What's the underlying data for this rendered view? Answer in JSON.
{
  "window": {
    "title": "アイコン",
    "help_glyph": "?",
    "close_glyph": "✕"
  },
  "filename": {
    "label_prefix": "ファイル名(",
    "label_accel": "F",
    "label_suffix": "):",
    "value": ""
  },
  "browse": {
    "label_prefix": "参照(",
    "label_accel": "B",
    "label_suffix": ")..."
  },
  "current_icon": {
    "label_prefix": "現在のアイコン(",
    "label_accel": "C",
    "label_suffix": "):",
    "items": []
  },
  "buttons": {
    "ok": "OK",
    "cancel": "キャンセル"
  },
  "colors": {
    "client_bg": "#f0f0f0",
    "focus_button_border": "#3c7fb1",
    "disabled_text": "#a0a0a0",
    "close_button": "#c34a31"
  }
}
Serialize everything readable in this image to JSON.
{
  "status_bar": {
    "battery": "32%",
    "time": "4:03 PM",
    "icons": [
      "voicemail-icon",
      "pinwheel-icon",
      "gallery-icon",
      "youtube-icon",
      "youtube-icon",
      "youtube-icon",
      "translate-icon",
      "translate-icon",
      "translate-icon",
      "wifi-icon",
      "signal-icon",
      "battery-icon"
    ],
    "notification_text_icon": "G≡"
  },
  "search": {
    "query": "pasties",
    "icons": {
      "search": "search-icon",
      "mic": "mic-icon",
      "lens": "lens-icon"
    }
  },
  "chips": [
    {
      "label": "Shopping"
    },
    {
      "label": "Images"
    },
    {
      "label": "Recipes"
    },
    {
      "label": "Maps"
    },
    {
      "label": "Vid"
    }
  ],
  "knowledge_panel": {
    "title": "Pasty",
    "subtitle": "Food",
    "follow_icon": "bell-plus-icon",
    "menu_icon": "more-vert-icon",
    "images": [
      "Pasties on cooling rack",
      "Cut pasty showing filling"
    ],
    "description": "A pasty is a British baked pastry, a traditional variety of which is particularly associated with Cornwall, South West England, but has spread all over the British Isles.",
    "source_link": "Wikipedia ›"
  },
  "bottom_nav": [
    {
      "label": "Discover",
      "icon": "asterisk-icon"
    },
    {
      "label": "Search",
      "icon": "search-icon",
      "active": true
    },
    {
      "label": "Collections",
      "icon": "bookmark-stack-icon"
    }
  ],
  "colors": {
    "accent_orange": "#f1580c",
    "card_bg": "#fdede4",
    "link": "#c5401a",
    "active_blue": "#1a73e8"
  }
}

- - - -

* [Requirements]
Would you restate each of the entries word for word?

* [Result of this task]
What's the underlying data for this rendered view? Answer in JSON.
{
  "window": {
    "title": "アイコン",
    "help_glyph": "?",
    "close_glyph": "✕"
  },
  "filename": {
    "label_prefix": "ファイル名(",
    "label_accel": "F",
    "label_suffix": "):",
    "value": ""
  },
  "browse": {
    "label_prefix": "参照(",
    "label_accel": "B",
    "label_suffix": ")..."
  },
  "current_icon": {
    "label_prefix": "現在のアイコン(",
    "label_accel": "C",
    "label_suffix": "):",
    "items": []
  },
  "buttons": {
    "ok": "OK",
    "cancel": "キャンセル"
  },
  "colors": {
    "client_bg": "#f0f0f0",
    "focus_button_border": "#3c7fb1",
    "disabled_text": "#a0a0a0",
    "close_button": "#c34a31"
  }
}
Serialize everything readable in this image to JSON.
{
  "status_bar": {
    "battery": "32%",
    "time": "4:03 PM",
    "icons": [
      "voicemail-icon",
      "pinwheel-icon",
      "gallery-icon",
      "youtube-icon",
      "youtube-icon",
      "youtube-icon",
      "translate-icon",
      "translate-icon",
      "translate-icon",
      "wifi-icon",
      "signal-icon",
      "battery-icon"
    ],
    "notification_text_icon": "G≡"
  },
  "search": {
    "query": "pasties",
    "icons": {
      "search": "search-icon",
      "mic": "mic-icon",
      "lens": "lens-icon"
    }
  },
  "chips": [
    {
      "label": "Shopping"
    },
    {
      "label": "Images"
    },
    {
      "label": "Recipes"
    },
    {
      "label": "Maps"
    },
    {
      "label": "Vid"
    }
  ],
  "knowledge_panel": {
    "title": "Pasty",
    "subtitle": "Food",
    "follow_icon": "bell-plus-icon",
    "menu_icon": "more-vert-icon",
    "images": [
      "Pasties on cooling rack",
      "Cut pasty showing filling"
    ],
    "description": "A pasty is a British baked pastry, a traditional variety of which is particularly associated with Cornwall, South West England, but has spread all over the British Isles.",
    "source_link": "Wikipedia ›"
  },
  "bottom_nav": [
    {
      "label": "Discover",
      "icon": "asterisk-icon"
    },
    {
      "label": "Search",
      "icon": "search-icon",
      "active": true
    },
    {
      "label": "Collections",
      "icon": "bookmark-stack-icon"
    }
  ],
  "colors": {
    "accent_orange": "#f1580c",
    "card_bg": "#fdede4",
    "link": "#c5401a",
    "active_blue": "#1a73e8"
  }
}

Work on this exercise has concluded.